Locate every line below that contains the string "toolbar", treating case as significant, and copy each of those lines in full.

___ DATASET ENTRIES ___

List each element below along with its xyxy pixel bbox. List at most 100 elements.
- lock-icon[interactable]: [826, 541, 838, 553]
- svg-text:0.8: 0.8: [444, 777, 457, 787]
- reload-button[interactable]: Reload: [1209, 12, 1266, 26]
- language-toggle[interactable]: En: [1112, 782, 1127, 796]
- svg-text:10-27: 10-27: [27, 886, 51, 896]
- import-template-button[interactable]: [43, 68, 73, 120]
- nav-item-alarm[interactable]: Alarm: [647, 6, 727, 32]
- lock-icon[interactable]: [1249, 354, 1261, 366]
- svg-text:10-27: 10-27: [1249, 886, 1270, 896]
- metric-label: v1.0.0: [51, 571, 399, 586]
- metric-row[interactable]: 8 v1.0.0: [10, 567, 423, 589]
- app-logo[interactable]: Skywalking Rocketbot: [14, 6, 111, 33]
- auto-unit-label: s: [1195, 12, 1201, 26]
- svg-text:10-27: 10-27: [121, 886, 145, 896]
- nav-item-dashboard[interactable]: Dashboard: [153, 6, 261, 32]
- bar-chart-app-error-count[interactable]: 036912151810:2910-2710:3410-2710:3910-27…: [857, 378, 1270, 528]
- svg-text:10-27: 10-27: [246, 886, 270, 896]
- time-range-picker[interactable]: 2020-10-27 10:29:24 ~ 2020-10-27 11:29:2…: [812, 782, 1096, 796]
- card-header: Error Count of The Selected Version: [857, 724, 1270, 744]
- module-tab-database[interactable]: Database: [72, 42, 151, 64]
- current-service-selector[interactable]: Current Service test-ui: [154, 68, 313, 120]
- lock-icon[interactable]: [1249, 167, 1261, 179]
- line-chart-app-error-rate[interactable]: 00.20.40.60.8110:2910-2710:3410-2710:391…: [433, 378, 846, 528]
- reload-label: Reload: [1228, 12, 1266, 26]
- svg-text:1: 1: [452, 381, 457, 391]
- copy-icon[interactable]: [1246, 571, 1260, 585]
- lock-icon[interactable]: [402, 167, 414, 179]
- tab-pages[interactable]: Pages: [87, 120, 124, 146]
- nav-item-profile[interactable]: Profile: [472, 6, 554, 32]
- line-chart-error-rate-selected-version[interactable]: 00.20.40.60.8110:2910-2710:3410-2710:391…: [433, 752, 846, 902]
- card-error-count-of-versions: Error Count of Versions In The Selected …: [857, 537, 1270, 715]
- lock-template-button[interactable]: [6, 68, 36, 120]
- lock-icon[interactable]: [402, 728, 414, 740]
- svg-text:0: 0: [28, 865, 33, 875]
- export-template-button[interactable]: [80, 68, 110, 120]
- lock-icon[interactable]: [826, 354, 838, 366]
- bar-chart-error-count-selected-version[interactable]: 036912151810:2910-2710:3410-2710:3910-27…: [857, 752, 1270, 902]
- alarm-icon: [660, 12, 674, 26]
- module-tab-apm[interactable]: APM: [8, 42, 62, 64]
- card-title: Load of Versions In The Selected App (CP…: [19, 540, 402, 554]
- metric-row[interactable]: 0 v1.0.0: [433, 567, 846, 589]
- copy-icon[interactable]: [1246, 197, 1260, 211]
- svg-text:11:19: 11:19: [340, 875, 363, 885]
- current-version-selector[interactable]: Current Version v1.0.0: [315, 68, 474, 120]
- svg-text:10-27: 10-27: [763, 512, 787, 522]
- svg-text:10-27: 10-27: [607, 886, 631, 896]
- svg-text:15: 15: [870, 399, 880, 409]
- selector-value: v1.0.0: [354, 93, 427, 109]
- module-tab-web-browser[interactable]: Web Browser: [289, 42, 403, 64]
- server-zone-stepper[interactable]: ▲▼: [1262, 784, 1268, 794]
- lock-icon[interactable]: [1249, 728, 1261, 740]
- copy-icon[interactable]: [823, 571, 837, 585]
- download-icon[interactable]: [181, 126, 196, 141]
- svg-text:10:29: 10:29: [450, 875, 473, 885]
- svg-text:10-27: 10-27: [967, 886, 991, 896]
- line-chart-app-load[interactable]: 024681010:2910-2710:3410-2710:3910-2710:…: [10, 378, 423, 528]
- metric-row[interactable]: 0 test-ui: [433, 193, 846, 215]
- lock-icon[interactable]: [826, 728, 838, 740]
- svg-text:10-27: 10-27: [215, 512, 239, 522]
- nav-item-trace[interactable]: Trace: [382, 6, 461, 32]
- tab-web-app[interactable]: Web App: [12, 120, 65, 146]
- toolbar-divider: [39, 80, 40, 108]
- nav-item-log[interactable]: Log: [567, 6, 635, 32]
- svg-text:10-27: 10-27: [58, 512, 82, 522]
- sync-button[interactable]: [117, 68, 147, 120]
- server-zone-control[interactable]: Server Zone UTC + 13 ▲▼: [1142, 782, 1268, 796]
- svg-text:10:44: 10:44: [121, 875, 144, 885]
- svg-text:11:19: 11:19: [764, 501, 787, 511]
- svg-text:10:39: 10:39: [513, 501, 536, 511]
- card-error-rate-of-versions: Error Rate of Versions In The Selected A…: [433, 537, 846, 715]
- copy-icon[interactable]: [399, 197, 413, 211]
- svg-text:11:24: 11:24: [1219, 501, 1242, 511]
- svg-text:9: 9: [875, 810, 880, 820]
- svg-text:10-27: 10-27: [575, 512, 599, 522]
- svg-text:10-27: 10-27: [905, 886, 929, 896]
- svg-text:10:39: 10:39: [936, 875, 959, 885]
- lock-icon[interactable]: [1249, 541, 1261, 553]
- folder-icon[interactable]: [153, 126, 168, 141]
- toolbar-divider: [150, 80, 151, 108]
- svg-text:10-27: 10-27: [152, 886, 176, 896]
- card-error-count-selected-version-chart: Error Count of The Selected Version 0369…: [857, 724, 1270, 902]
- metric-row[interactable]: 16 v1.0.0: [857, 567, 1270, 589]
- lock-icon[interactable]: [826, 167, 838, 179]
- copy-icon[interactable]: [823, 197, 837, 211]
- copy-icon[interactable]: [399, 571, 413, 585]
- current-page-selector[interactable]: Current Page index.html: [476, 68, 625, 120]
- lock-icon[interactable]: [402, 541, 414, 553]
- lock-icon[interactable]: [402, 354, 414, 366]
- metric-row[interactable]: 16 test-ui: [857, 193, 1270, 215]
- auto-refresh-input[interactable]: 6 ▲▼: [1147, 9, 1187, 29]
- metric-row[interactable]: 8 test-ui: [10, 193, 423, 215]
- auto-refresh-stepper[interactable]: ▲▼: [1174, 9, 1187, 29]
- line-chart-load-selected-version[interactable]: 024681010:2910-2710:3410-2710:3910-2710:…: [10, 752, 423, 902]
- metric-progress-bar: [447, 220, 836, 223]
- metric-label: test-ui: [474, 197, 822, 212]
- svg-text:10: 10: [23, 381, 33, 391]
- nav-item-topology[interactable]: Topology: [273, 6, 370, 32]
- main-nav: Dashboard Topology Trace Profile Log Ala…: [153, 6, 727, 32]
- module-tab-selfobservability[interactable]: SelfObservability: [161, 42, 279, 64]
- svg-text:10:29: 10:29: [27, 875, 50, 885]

___

_CORRECT OUTPUT_
- toolbar-divider: [39, 80, 40, 108]
- toolbar-divider: [150, 80, 151, 108]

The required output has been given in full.